Answer with a single number, the count of lines holding the word "apresentação".

──────

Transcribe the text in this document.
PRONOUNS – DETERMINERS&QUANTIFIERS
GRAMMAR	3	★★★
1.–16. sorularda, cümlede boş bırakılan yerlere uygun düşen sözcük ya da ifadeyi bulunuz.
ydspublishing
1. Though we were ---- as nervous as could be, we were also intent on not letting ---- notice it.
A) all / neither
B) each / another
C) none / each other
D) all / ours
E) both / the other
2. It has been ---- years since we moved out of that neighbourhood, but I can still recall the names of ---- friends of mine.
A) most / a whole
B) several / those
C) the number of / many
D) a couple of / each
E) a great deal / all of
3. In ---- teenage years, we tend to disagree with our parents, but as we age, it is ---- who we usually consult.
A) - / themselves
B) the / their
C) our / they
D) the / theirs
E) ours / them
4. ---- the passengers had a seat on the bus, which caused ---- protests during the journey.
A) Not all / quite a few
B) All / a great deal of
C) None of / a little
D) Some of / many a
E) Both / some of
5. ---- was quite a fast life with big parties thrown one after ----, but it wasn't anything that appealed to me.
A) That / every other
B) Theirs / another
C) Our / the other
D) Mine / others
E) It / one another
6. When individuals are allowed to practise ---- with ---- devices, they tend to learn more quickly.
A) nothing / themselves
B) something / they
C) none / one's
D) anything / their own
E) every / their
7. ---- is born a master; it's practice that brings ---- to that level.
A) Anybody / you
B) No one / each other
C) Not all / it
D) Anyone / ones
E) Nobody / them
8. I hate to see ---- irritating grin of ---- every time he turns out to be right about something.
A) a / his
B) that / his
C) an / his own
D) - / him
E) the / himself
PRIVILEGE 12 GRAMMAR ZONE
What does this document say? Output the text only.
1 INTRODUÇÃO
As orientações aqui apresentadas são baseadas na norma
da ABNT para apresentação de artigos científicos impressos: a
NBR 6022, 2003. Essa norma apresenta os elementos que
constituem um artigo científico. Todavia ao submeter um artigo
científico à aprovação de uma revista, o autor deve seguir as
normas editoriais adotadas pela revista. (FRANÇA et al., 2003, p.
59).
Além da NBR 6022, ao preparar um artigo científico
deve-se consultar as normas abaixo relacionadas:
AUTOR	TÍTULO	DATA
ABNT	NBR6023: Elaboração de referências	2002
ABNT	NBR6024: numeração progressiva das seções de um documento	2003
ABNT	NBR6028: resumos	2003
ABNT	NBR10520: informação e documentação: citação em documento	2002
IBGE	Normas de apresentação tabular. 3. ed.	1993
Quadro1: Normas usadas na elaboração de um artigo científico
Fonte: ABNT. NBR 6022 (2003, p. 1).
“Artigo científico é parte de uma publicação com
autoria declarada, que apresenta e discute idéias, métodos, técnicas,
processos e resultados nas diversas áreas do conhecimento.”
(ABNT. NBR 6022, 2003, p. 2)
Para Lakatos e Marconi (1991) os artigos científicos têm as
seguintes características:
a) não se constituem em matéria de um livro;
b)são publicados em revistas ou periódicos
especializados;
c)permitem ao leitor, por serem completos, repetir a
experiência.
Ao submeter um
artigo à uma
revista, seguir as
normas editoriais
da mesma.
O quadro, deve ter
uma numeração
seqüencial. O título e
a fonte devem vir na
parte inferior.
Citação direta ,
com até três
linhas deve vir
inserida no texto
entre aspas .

──────

RESPONSE TO THE EXERCISE
2